設問内容 –
以下のレコードから、すべての行を一字一句変えずに抜き出してください。画像は回答に含めないでください。

───── 提供資料 ─────

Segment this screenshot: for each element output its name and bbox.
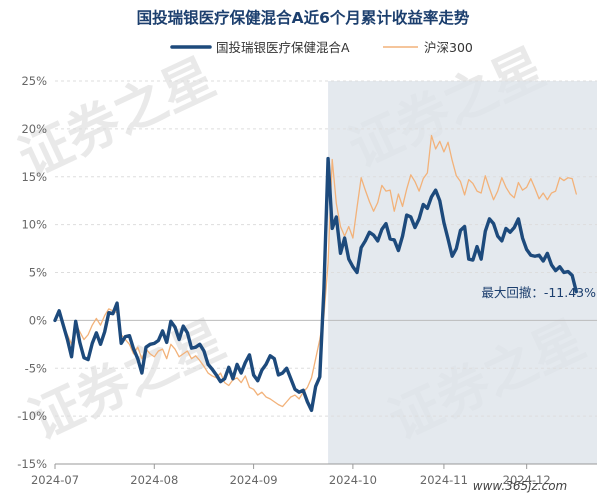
- legend-label-fund: 国投瑞银医疗保健混合A: [216, 40, 350, 55]
- series-line-fund: [53, 156, 579, 413]
- y-tick-label: 5%: [29, 266, 47, 280]
- watermark-url: www.365jz.com: [473, 479, 567, 493]
- legend: 国投瑞银医疗保健混合A 沪深300: [170, 40, 473, 55]
- watermark-text: 证券之星: [10, 47, 224, 189]
- x-tick-label: 2024-11: [420, 473, 468, 487]
- x-tick-label: 2024-09: [230, 473, 278, 487]
- series-line-hs300: [54, 134, 577, 408]
- drawdown-shade: [328, 81, 597, 464]
- watermark-text: 证券之星: [20, 309, 234, 451]
- x-tick-label: 2024-12: [503, 473, 551, 487]
- x-tick-label: 2024-07: [31, 473, 79, 487]
- y-tick-label: 10%: [21, 218, 47, 232]
- legend-label-hs300: 沪深300: [424, 40, 473, 55]
- plot-area: -15% -10% -5% 0% 5% 10% 15% 20% 25% 2024-07 2024-…: [17, 74, 597, 487]
- x-tick-label: 2024-08: [130, 473, 178, 487]
- y-tick-label: 15%: [21, 170, 47, 184]
- y-tick-label: 0%: [29, 313, 47, 327]
- y-tick-label: -15%: [17, 457, 47, 471]
- max-drawdown-annotation: 最大回撤：-11.43%: [481, 285, 596, 300]
- y-tick-label: -10%: [17, 409, 47, 423]
- chart-title: 国投瑞银医疗保健混合A近6个月累计收益率走势: [137, 8, 470, 27]
- y-tick-label: 20%: [21, 122, 47, 136]
- y-tick-label: 25%: [21, 74, 47, 88]
- x-tick-label: 2024-10: [329, 473, 377, 487]
- y-tick-label: -5%: [25, 361, 47, 375]
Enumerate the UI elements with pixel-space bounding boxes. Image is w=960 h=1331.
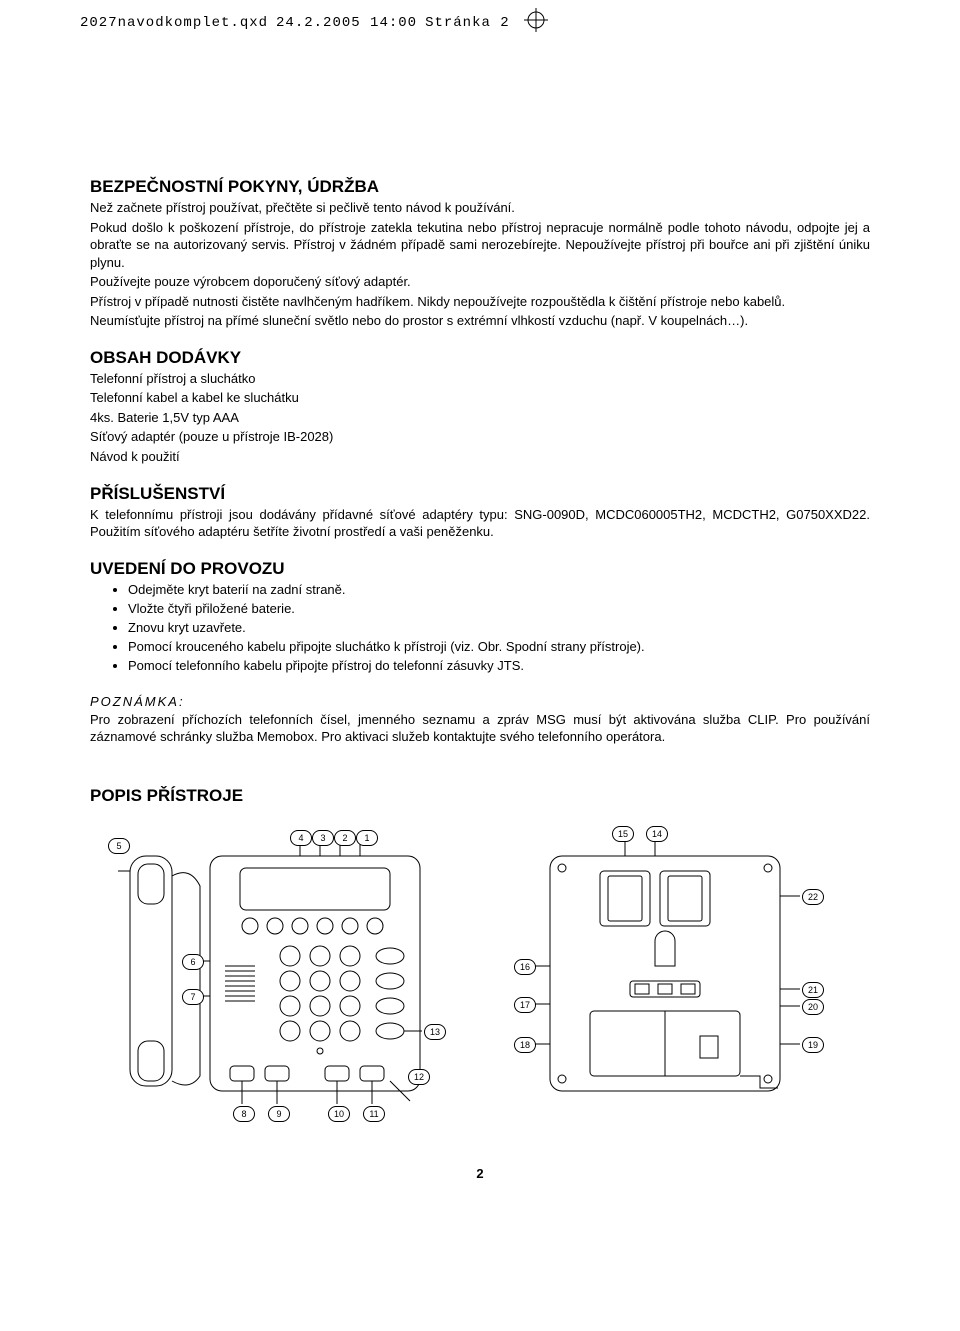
contents-line-3: Síťový adaptér (pouze u přístroje IB-202… (90, 428, 870, 446)
setup-item-4: Pomocí telefonního kabelu připojte příst… (128, 657, 870, 675)
section-contents: OBSAH DODÁVKY Telefonní přístroj a sluch… (90, 348, 870, 466)
setup-list: Odejměte kryt baterií na zadní straně. V… (90, 581, 870, 676)
callout-22: 22 (802, 889, 824, 905)
safety-p5: Neumísťujte přístroj na přímé sluneční s… (90, 312, 870, 330)
callout-10: 10 (328, 1106, 350, 1122)
note-p1: Pro zobrazení příchozích telefonních čís… (90, 711, 870, 746)
safety-p2: Pokud došlo k poškození přístroje, do př… (90, 219, 870, 272)
registration-mark-icon (524, 8, 548, 37)
callout-17: 17 (514, 997, 536, 1013)
diagram-row: 5 4 3 2 1 6 7 13 12 8 9 10 11 (90, 826, 870, 1126)
safety-p1: Než začnete přístroj používat, přečtěte … (90, 199, 870, 217)
setup-item-1: Vložte čtyři přiložené baterie. (128, 600, 870, 618)
note-label: POZNÁMKA: (90, 694, 870, 709)
contents-line-4: Návod k použití (90, 448, 870, 466)
section-safety: BEZPEČNOSTNÍ POKYNY, ÚDRŽBA Než začnete … (90, 177, 870, 330)
callout-15: 15 (612, 826, 634, 842)
heading-accessories: PŘÍSLUŠENSTVÍ (90, 484, 870, 504)
callout-4: 4 (290, 830, 312, 846)
meta-filename: 2027navodkomplet.qxd (80, 15, 268, 31)
contents-line-0: Telefonní přístroj a sluchátko (90, 370, 870, 388)
callout-3: 3 (312, 830, 334, 846)
callout-1: 1 (356, 830, 378, 846)
phone-front-icon (90, 826, 460, 1126)
callout-16: 16 (514, 959, 536, 975)
heading-description: POPIS PŘÍSTROJE (90, 786, 870, 806)
callout-7: 7 (182, 989, 204, 1005)
phone-back-icon (500, 826, 840, 1126)
setup-item-2: Znovu kryt uzavřete. (128, 619, 870, 637)
section-note: POZNÁMKA: Pro zobrazení příchozích telef… (90, 694, 870, 746)
heading-contents: OBSAH DODÁVKY (90, 348, 870, 368)
callout-20: 20 (802, 999, 824, 1015)
section-accessories: PŘÍSLUŠENSTVÍ K telefonnímu přístroji js… (90, 484, 870, 541)
callout-18: 18 (514, 1037, 536, 1053)
setup-item-3: Pomocí krouceného kabelu připojte sluchá… (128, 638, 870, 656)
callout-21: 21 (802, 982, 824, 998)
contents-line-1: Telefonní kabel a kabel ke sluchátku (90, 389, 870, 407)
diagram-back: 15 14 22 16 21 17 20 18 19 (500, 826, 840, 1126)
callout-5: 5 (108, 838, 130, 854)
section-setup: UVEDENÍ DO PROVOZU Odejměte kryt baterií… (90, 559, 870, 676)
callout-2: 2 (334, 830, 356, 846)
page-number: 2 (90, 1166, 870, 1181)
document-page: 2027navodkomplet.qxd 24.2.2005 14:00 Str… (0, 0, 960, 1221)
callout-8: 8 (233, 1106, 255, 1122)
contents-line-2: 4ks. Baterie 1,5V typ AAA (90, 409, 870, 427)
callout-14: 14 (646, 826, 668, 842)
callout-11: 11 (363, 1106, 385, 1122)
setup-item-0: Odejměte kryt baterií na zadní straně. (128, 581, 870, 599)
accessories-p1: K telefonnímu přístroji jsou dodávány př… (90, 506, 870, 541)
callout-13: 13 (424, 1024, 446, 1040)
callout-19: 19 (802, 1037, 824, 1053)
heading-setup: UVEDENÍ DO PROVOZU (90, 559, 870, 579)
heading-safety: BEZPEČNOSTNÍ POKYNY, ÚDRŽBA (90, 177, 870, 197)
meta-datetime: 24.2.2005 14:00 (276, 15, 417, 31)
content-area: BEZPEČNOSTNÍ POKYNY, ÚDRŽBA Než začnete … (0, 37, 960, 1221)
callout-6: 6 (182, 954, 204, 970)
safety-p3: Používejte pouze výrobcem doporučený síť… (90, 273, 870, 291)
meta-pagelabel: Stránka 2 (425, 15, 510, 31)
diagram-front: 5 4 3 2 1 6 7 13 12 8 9 10 11 (90, 826, 460, 1126)
callout-9: 9 (268, 1106, 290, 1122)
header-meta: 2027navodkomplet.qxd 24.2.2005 14:00 Str… (0, 0, 960, 37)
safety-p4: Přístroj v případě nutnosti čistěte navl… (90, 293, 870, 311)
callout-12: 12 (408, 1069, 430, 1085)
section-description: POPIS PŘÍSTROJE (90, 786, 870, 1126)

─────

記述回答 –
Segment this screenshot: for each element output its name and bbox.
- legend-label-fund: 国投瑞银医疗保健混合A: [216, 40, 350, 55]
- series-line-fund: [53, 156, 579, 413]
- y-tick-label: 5%: [29, 266, 47, 280]
- watermark-url: www.365jz.com: [473, 479, 567, 493]
- legend: 国投瑞银医疗保健混合A 沪深300: [170, 40, 473, 55]
- watermark-text: 证券之星: [10, 47, 224, 189]
- x-tick-label: 2024-11: [420, 473, 468, 487]
- x-tick-label: 2024-09: [230, 473, 278, 487]
- series-line-hs300: [54, 134, 577, 408]
- drawdown-shade: [328, 81, 597, 464]
- watermark-text: 证券之星: [20, 309, 234, 451]
- x-tick-label: 2024-12: [503, 473, 551, 487]
- x-tick-label: 2024-07: [31, 473, 79, 487]
- y-tick-label: 10%: [21, 218, 47, 232]
- legend-label-hs300: 沪深300: [424, 40, 473, 55]
- plot-area: -15% -10% -5% 0% 5% 10% 15% 20% 25% 2024-07 2024-…: [17, 74, 597, 487]
- x-tick-label: 2024-08: [130, 473, 178, 487]
- y-tick-label: 15%: [21, 170, 47, 184]
- y-tick-label: 0%: [29, 313, 47, 327]
- y-tick-label: -15%: [17, 457, 47, 471]
- max-drawdown-annotation: 最大回撤：-11.43%: [481, 285, 596, 300]
- y-tick-label: -10%: [17, 409, 47, 423]
- chart-title: 国投瑞银医疗保健混合A近6个月累计收益率走势: [137, 8, 470, 27]
- y-tick-label: 20%: [21, 122, 47, 136]
- y-tick-label: 25%: [21, 74, 47, 88]
- x-tick-label: 2024-10: [329, 473, 377, 487]
- y-tick-label: -5%: [25, 361, 47, 375]
Enumerate the UI elements with pixel-space bounding boxes. Image is w=960 h=1331.
contents-line-3: Síťový adaptér (pouze u přístroje IB-202… (90, 428, 870, 446)
setup-item-4: Pomocí telefonního kabelu připojte příst… (128, 657, 870, 675)
section-contents: OBSAH DODÁVKY Telefonní přístroj a sluch… (90, 348, 870, 466)
setup-list: Odejměte kryt baterií na zadní straně. V… (90, 581, 870, 676)
callout-22: 22 (802, 889, 824, 905)
safety-p5: Neumísťujte přístroj na přímé sluneční s… (90, 312, 870, 330)
callout-10: 10 (328, 1106, 350, 1122)
note-p1: Pro zobrazení příchozích telefonních čís… (90, 711, 870, 746)
safety-p2: Pokud došlo k poškození přístroje, do př… (90, 219, 870, 272)
registration-mark-icon (524, 8, 548, 37)
callout-17: 17 (514, 997, 536, 1013)
diagram-row: 5 4 3 2 1 6 7 13 12 8 9 10 11 (90, 826, 870, 1126)
safety-p1: Než začnete přístroj používat, přečtěte … (90, 199, 870, 217)
setup-item-1: Vložte čtyři přiložené baterie. (128, 600, 870, 618)
note-label: POZNÁMKA: (90, 694, 870, 709)
contents-line-4: Návod k použití (90, 448, 870, 466)
section-safety: BEZPEČNOSTNÍ POKYNY, ÚDRŽBA Než začnete … (90, 177, 870, 330)
callout-15: 15 (612, 826, 634, 842)
heading-accessories: PŘÍSLUŠENSTVÍ (90, 484, 870, 504)
callout-4: 4 (290, 830, 312, 846)
meta-filename: 2027navodkomplet.qxd (80, 15, 268, 31)
contents-line-0: Telefonní přístroj a sluchátko (90, 370, 870, 388)
callout-3: 3 (312, 830, 334, 846)
callout-1: 1 (356, 830, 378, 846)
phone-front-icon (90, 826, 460, 1126)
callout-16: 16 (514, 959, 536, 975)
heading-description: POPIS PŘÍSTROJE (90, 786, 870, 806)
callout-7: 7 (182, 989, 204, 1005)
phone-back-icon (500, 826, 840, 1126)
setup-item-2: Znovu kryt uzavřete. (128, 619, 870, 637)
section-note: POZNÁMKA: Pro zobrazení příchozích telef… (90, 694, 870, 746)
heading-contents: OBSAH DODÁVKY (90, 348, 870, 368)
callout-20: 20 (802, 999, 824, 1015)
section-accessories: PŘÍSLUŠENSTVÍ K telefonnímu přístroji js… (90, 484, 870, 541)
callout-18: 18 (514, 1037, 536, 1053)
setup-item-3: Pomocí krouceného kabelu připojte sluchá… (128, 638, 870, 656)
callout-21: 21 (802, 982, 824, 998)
contents-line-1: Telefonní kabel a kabel ke sluchátku (90, 389, 870, 407)
diagram-back: 15 14 22 16 21 17 20 18 19 (500, 826, 840, 1126)
callout-5: 5 (108, 838, 130, 854)
section-setup: UVEDENÍ DO PROVOZU Odejměte kryt baterií… (90, 559, 870, 676)
callout-2: 2 (334, 830, 356, 846)
page-number: 2 (90, 1166, 870, 1181)
document-page: 2027navodkomplet.qxd 24.2.2005 14:00 Str… (0, 0, 960, 1221)
callout-8: 8 (233, 1106, 255, 1122)
contents-line-2: 4ks. Baterie 1,5V typ AAA (90, 409, 870, 427)
callout-14: 14 (646, 826, 668, 842)
callout-11: 11 (363, 1106, 385, 1122)
setup-item-0: Odejměte kryt baterií na zadní straně. (128, 581, 870, 599)
accessories-p1: K telefonnímu přístroji jsou dodávány př… (90, 506, 870, 541)
callout-13: 13 (424, 1024, 446, 1040)
callout-19: 19 (802, 1037, 824, 1053)
heading-setup: UVEDENÍ DO PROVOZU (90, 559, 870, 579)
heading-safety: BEZPEČNOSTNÍ POKYNY, ÚDRŽBA (90, 177, 870, 197)
meta-datetime: 24.2.2005 14:00 (276, 15, 417, 31)
content-area: BEZPEČNOSTNÍ POKYNY, ÚDRŽBA Než začnete … (0, 37, 960, 1221)
callout-6: 6 (182, 954, 204, 970)
safety-p3: Používejte pouze výrobcem doporučený síť… (90, 273, 870, 291)
meta-pagelabel: Stránka 2 (425, 15, 510, 31)
diagram-front: 5 4 3 2 1 6 7 13 12 8 9 10 11 (90, 826, 460, 1126)
callout-9: 9 (268, 1106, 290, 1122)
header-meta: 2027navodkomplet.qxd 24.2.2005 14:00 Str… (0, 0, 960, 37)
safety-p4: Přístroj v případě nutnosti čistěte navl… (90, 293, 870, 311)
callout-12: 12 (408, 1069, 430, 1085)
section-description: POPIS PŘÍSTROJE (90, 786, 870, 1126)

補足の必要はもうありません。